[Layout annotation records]
——
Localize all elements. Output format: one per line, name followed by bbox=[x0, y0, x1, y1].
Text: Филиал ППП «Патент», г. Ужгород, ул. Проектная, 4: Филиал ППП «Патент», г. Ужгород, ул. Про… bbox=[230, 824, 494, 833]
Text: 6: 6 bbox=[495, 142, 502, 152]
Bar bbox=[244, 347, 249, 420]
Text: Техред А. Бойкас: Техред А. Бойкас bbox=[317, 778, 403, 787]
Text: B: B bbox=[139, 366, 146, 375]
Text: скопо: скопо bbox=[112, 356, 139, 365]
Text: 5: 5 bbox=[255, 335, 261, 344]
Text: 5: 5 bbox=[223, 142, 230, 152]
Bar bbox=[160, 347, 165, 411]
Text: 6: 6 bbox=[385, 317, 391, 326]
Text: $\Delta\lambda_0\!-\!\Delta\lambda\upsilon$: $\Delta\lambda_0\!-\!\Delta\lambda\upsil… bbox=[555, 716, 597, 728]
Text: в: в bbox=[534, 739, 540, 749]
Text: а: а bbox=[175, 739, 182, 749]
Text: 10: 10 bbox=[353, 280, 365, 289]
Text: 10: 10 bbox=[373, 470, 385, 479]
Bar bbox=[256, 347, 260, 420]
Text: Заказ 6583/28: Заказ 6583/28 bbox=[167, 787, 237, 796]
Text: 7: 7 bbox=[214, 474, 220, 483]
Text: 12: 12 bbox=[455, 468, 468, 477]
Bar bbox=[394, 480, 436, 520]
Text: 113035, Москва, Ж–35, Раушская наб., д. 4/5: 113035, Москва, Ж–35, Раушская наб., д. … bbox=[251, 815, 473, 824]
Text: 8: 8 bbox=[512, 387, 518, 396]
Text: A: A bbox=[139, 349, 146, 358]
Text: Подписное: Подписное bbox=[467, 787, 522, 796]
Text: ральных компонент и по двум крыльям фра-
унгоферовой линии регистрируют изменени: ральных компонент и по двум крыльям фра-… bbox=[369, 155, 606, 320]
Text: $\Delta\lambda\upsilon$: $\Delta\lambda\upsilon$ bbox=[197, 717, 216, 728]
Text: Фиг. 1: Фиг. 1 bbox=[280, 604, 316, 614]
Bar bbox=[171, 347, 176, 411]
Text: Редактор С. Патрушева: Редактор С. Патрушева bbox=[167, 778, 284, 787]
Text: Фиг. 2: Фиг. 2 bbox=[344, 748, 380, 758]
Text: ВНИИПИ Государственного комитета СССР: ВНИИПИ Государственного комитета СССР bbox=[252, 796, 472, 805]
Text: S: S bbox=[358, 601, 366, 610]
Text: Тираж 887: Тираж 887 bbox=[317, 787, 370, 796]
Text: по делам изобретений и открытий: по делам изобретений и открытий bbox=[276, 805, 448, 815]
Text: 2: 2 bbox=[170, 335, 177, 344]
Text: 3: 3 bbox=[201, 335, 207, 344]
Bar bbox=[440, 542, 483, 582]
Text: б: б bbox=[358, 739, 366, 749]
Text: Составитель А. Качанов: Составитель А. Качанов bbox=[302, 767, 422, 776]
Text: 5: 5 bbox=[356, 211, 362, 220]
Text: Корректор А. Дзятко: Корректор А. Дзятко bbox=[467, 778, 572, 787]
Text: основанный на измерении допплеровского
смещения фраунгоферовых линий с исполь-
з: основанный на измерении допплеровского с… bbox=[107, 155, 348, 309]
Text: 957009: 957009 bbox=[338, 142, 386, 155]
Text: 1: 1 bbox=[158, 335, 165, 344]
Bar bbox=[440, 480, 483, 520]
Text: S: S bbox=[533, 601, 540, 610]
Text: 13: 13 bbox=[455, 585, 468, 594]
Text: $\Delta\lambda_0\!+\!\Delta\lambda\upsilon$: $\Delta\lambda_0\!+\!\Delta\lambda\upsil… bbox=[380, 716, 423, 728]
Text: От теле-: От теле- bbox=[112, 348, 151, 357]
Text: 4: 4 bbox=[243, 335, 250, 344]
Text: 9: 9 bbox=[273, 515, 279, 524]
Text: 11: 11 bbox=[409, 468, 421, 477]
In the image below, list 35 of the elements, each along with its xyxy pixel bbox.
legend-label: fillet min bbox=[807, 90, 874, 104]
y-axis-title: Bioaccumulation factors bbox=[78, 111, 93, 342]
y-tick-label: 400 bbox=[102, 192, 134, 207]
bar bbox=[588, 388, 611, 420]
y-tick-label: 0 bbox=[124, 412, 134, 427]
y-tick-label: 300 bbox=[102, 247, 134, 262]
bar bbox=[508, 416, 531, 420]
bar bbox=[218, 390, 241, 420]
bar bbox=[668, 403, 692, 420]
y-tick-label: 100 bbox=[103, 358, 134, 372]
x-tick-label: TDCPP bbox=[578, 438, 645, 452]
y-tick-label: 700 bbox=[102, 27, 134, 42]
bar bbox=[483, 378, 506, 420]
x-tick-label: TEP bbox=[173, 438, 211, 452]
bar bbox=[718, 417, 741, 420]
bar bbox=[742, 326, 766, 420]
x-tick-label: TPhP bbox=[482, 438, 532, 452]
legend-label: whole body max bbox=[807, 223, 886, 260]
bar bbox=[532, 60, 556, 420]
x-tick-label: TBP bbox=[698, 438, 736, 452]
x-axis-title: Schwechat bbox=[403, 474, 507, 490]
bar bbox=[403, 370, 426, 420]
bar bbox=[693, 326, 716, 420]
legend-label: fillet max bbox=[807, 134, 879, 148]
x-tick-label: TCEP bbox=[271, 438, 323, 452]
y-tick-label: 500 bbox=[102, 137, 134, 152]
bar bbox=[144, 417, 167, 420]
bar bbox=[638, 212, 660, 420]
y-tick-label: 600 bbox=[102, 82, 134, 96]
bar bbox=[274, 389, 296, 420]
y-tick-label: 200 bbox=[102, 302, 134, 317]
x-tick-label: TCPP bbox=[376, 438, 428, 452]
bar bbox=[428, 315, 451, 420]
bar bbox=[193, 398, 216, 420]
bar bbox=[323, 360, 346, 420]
——
■ INSTRUCTIONS TO FOLLOW
Copy out everything from the start of the records down to the line containing "унгоферовой линии регистрируют", keeping each line identical to its original.

■ OUTPUT BELOW
Localize all elements. Output format: one per line, name followed by bbox=[x0, y0, x1, y1].
Text: Филиал ППП «Патент», г. Ужгород, ул. Проектная, 4: Филиал ППП «Патент», г. Ужгород, ул. Про… bbox=[230, 824, 494, 833]
Text: 6: 6 bbox=[495, 142, 502, 152]
Bar bbox=[244, 347, 249, 420]
Text: Техред А. Бойкас: Техред А. Бойкас bbox=[317, 778, 403, 787]
Text: B: B bbox=[139, 366, 146, 375]
Text: скопо: скопо bbox=[112, 356, 139, 365]
Text: 5: 5 bbox=[255, 335, 261, 344]
Text: 5: 5 bbox=[223, 142, 230, 152]
Bar bbox=[160, 347, 165, 411]
Text: 6: 6 bbox=[385, 317, 391, 326]
Text: $\Delta\lambda_0\!-\!\Delta\lambda\upsilon$: $\Delta\lambda_0\!-\!\Delta\lambda\upsil… bbox=[555, 716, 597, 728]
Text: в: в bbox=[534, 739, 540, 749]
Text: а: а bbox=[175, 739, 182, 749]
Text: 10: 10 bbox=[353, 280, 365, 289]
Text: 10: 10 bbox=[373, 470, 385, 479]
Bar bbox=[256, 347, 260, 420]
Text: Заказ 6583/28: Заказ 6583/28 bbox=[167, 787, 237, 796]
Text: 7: 7 bbox=[214, 474, 220, 483]
Text: 12: 12 bbox=[455, 468, 468, 477]
Bar bbox=[394, 480, 436, 520]
Text: 113035, Москва, Ж–35, Раушская наб., д. 4/5: 113035, Москва, Ж–35, Раушская наб., д. … bbox=[251, 815, 473, 824]
Text: 8: 8 bbox=[512, 387, 518, 396]
Text: A: A bbox=[139, 349, 146, 358]
Text: Подписное: Подписное bbox=[467, 787, 522, 796]
Text: ральных компонент и по двум крыльям фра-
унгоферовой линии регистрируют изменени: ральных компонент и по двум крыльям фра-… bbox=[369, 155, 606, 320]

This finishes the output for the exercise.